[start]
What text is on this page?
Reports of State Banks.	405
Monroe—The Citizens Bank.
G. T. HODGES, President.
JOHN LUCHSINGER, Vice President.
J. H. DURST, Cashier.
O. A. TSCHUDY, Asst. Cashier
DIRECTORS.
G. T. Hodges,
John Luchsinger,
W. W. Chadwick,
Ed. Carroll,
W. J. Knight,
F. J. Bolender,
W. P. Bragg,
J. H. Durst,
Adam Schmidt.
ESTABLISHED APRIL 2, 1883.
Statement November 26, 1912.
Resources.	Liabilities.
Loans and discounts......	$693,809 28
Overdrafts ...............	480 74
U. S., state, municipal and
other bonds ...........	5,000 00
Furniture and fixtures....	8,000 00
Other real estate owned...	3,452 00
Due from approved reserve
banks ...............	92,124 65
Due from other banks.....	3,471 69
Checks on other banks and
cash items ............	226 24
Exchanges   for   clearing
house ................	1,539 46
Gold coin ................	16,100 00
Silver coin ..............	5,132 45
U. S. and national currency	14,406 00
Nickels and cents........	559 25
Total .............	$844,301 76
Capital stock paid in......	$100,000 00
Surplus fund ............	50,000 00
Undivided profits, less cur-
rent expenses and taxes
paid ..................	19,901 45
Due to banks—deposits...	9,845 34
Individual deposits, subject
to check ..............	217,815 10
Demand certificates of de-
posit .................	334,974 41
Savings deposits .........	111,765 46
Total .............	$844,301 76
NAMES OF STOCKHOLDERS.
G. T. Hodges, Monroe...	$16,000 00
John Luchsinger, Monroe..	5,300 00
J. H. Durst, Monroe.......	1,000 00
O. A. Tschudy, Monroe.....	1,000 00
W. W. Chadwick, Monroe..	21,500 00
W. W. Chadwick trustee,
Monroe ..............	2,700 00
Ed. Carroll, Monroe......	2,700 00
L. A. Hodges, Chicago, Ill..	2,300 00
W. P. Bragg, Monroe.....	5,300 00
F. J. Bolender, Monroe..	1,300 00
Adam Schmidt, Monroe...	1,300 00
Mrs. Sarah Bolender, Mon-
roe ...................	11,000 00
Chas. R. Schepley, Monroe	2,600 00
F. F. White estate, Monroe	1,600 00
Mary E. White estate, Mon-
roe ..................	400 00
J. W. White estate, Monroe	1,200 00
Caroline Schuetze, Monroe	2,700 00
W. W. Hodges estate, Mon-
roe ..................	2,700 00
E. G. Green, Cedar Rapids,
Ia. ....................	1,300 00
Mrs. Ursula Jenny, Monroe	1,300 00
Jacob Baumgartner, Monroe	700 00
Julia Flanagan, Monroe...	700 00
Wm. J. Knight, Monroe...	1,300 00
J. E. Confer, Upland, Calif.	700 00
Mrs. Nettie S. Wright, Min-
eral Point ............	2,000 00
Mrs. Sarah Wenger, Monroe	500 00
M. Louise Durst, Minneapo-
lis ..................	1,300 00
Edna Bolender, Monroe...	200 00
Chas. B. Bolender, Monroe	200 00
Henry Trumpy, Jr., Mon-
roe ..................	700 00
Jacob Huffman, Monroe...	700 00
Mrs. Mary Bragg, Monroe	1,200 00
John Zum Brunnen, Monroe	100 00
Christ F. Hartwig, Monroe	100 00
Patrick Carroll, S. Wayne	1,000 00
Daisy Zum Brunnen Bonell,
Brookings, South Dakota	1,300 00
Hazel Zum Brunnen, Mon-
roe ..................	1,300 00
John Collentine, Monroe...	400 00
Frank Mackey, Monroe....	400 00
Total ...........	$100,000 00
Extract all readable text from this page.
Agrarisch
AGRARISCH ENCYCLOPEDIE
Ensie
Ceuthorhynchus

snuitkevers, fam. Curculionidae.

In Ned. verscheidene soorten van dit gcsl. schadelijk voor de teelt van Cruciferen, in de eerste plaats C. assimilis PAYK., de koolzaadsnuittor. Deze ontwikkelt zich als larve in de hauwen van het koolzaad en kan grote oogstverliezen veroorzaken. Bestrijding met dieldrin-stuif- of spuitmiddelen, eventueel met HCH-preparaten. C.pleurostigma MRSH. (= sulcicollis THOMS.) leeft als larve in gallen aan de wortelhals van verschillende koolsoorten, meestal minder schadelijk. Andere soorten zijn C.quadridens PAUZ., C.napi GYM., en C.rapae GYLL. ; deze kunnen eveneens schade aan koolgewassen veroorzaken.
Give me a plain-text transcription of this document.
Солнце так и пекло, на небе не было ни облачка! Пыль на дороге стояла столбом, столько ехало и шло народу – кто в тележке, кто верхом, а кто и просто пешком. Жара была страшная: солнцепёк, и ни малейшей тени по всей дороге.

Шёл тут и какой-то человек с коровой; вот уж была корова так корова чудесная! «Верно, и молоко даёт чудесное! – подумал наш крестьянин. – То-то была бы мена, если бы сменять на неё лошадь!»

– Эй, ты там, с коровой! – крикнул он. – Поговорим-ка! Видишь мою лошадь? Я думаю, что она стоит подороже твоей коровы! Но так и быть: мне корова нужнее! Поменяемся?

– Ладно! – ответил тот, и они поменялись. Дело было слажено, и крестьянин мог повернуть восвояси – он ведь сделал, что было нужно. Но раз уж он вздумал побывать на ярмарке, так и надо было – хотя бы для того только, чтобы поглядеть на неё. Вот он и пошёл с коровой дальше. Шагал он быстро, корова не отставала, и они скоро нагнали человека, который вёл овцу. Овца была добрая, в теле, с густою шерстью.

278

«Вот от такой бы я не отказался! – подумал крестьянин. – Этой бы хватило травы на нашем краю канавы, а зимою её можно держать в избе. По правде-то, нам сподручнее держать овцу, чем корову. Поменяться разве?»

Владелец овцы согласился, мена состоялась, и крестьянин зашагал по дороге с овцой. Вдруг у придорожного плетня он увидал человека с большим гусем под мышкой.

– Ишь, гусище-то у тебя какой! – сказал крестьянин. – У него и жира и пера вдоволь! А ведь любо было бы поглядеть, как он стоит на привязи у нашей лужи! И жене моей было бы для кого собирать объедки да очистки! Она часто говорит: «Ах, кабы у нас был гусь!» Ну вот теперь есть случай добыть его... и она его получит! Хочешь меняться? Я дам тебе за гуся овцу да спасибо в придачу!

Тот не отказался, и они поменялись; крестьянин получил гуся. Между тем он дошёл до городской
[end]
*AIM OF THE TASK*. Extract all of the data shown above and repeat it verbatim.

*RESULT*.
What text is on this page?
Reports of State Banks.	405
Monroe—The Citizens Bank.
G. T. HODGES, President.
JOHN LUCHSINGER, Vice President.
J. H. DURST, Cashier.
O. A. TSCHUDY, Asst. Cashier
DIRECTORS.
G. T. Hodges,
John Luchsinger,
W. W. Chadwick,
Ed. Carroll,
W. J. Knight,
F. J. Bolender,
W. P. Bragg,
J. H. Durst,
Adam Schmidt.
ESTABLISHED APRIL 2, 1883.
Statement November 26, 1912.
Resources.	Liabilities.
Loans and discounts......	$693,809 28
Overdrafts ...............	480 74
U. S., state, municipal and
other bonds ...........	5,000 00
Furniture and fixtures....	8,000 00
Other real estate owned...	3,452 00
Due from approved reserve
banks ...............	92,124 65
Due from other banks.....	3,471 69
Checks on other banks and
cash items ............	226 24
Exchanges   for   clearing
house ................	1,539 46
Gold coin ................	16,100 00
Silver coin ..............	5,132 45
U. S. and national currency	14,406 00
Nickels and cents........	559 25
Total .............	$844,301 76
Capital stock paid in......	$100,000 00
Surplus fund ............	50,000 00
Undivided profits, less cur-
rent expenses and taxes
paid ..................	19,901 45
Due to banks—deposits...	9,845 34
Individual deposits, subject
to check ..............	217,815 10
Demand certificates of de-
posit .................	334,974 41
Savings deposits .........	111,765 46
Total .............	$844,301 76
NAMES OF STOCKHOLDERS.
G. T. Hodges, Monroe...	$16,000 00
John Luchsinger, Monroe..	5,300 00
J. H. Durst, Monroe.......	1,000 00
O. A. Tschudy, Monroe.....	1,000 00
W. W. Chadwick, Monroe..	21,500 00
W. W. Chadwick trustee,
Monroe ..............	2,700 00
Ed. Carroll, Monroe......	2,700 00
L. A. Hodges, Chicago, Ill..	2,300 00
W. P. Bragg, Monroe.....	5,300 00
F. J. Bolender, Monroe..	1,300 00
Adam Schmidt, Monroe...	1,300 00
Mrs. Sarah Bolender, Mon-
roe ...................	11,000 00
Chas. R. Schepley, Monroe	2,600 00
F. F. White estate, Monroe	1,600 00
Mary E. White estate, Mon-
roe ..................	400 00
J. W. White estate, Monroe	1,200 00
Caroline Schuetze, Monroe	2,700 00
W. W. Hodges estate, Mon-
roe ..................	2,700 00
E. G. Green, Cedar Rapids,
Ia. ....................	1,300 00
Mrs. Ursula Jenny, Monroe	1,300 00
Jacob Baumgartner, Monroe	700 00
Julia Flanagan, Monroe...	700 00
Wm. J. Knight, Monroe...	1,300 00
J. E. Confer, Upland, Calif.	700 00
Mrs. Nettie S. Wright, Min-
eral Point ............	2,000 00
Mrs. Sarah Wenger, Monroe	500 00
M. Louise Durst, Minneapo-
lis ..................	1,300 00
Edna Bolender, Monroe...	200 00
Chas. B. Bolender, Monroe	200 00
Henry Trumpy, Jr., Mon-
roe ..................	700 00
Jacob Huffman, Monroe...	700 00
Mrs. Mary Bragg, Monroe	1,200 00
John Zum Brunnen, Monroe	100 00
Christ F. Hartwig, Monroe	100 00
Patrick Carroll, S. Wayne	1,000 00
Daisy Zum Brunnen Bonell,
Brookings, South Dakota	1,300 00
Hazel Zum Brunnen, Mon-
roe ..................	1,300 00
John Collentine, Monroe...	400 00
Frank Mackey, Monroe....	400 00
Total ...........	$100,000 00
Extract all readable text from this page.
Agrarisch
AGRARISCH ENCYCLOPEDIE
Ensie
Ceuthorhynchus

snuitkevers, fam. Curculionidae.

In Ned. verscheidene soorten van dit gcsl. schadelijk voor de teelt van Cruciferen, in de eerste plaats C. assimilis PAYK., de koolzaadsnuittor. Deze ontwikkelt zich als larve in de hauwen van het koolzaad en kan grote oogstverliezen veroorzaken. Bestrijding met dieldrin-stuif- of spuitmiddelen, eventueel met HCH-preparaten. C.pleurostigma MRSH. (= sulcicollis THOMS.) leeft als larve in gallen aan de wortelhals van verschillende koolsoorten, meestal minder schadelijk. Andere soorten zijn C.quadridens PAUZ., C.napi GYM., en C.rapae GYLL. ; deze kunnen eveneens schade aan koolgewassen veroorzaken.
Give me a plain-text transcription of this document.
Солнце так и пекло, на небе не было ни облачка! Пыль на дороге стояла столбом, столько ехало и шло народу – кто в тележке, кто верхом, а кто и просто пешком. Жара была страшная: солнцепёк, и ни малейшей тени по всей дороге.

Шёл тут и какой-то человек с коровой; вот уж была корова так корова чудесная! «Верно, и молоко даёт чудесное! – подумал наш крестьянин. – То-то была бы мена, если бы сменять на неё лошадь!»

– Эй, ты там, с коровой! – крикнул он. – Поговорим-ка! Видишь мою лошадь? Я думаю, что она стоит подороже твоей коровы! Но так и быть: мне корова нужнее! Поменяемся?

– Ладно! – ответил тот, и они поменялись. Дело было слажено, и крестьянин мог повернуть восвояси – он ведь сделал, что было нужно. Но раз уж он вздумал побывать на ярмарке, так и надо было – хотя бы для того только, чтобы поглядеть на неё. Вот он и пошёл с коровой дальше. Шагал он быстро, корова не отставала, и они скоро нагнали человека, который вёл овцу. Овца была добрая, в теле, с густою шерстью.

278

«Вот от такой бы я не отказался! – подумал крестьянин. – Этой бы хватило травы на нашем краю канавы, а зимою её можно держать в избе. По правде-то, нам сподручнее держать овцу, чем корову. Поменяться разве?»

Владелец овцы согласился, мена состоялась, и крестьянин зашагал по дороге с овцой. Вдруг у придорожного плетня он увидал человека с большим гусем под мышкой.

– Ишь, гусище-то у тебя какой! – сказал крестьянин. – У него и жира и пера вдоволь! А ведь любо было бы поглядеть, как он стоит на привязи у нашей лужи! И жене моей было бы для кого собирать объедки да очистки! Она часто говорит: «Ах, кабы у нас был гусь!» Ну вот теперь есть случай добыть его... и она его получит! Хочешь меняться? Я дам тебе за гуся овцу да спасибо в придачу!

Тот не отказался, и они поменялись; крестьянин получил гуся. Между тем он дошёл до городской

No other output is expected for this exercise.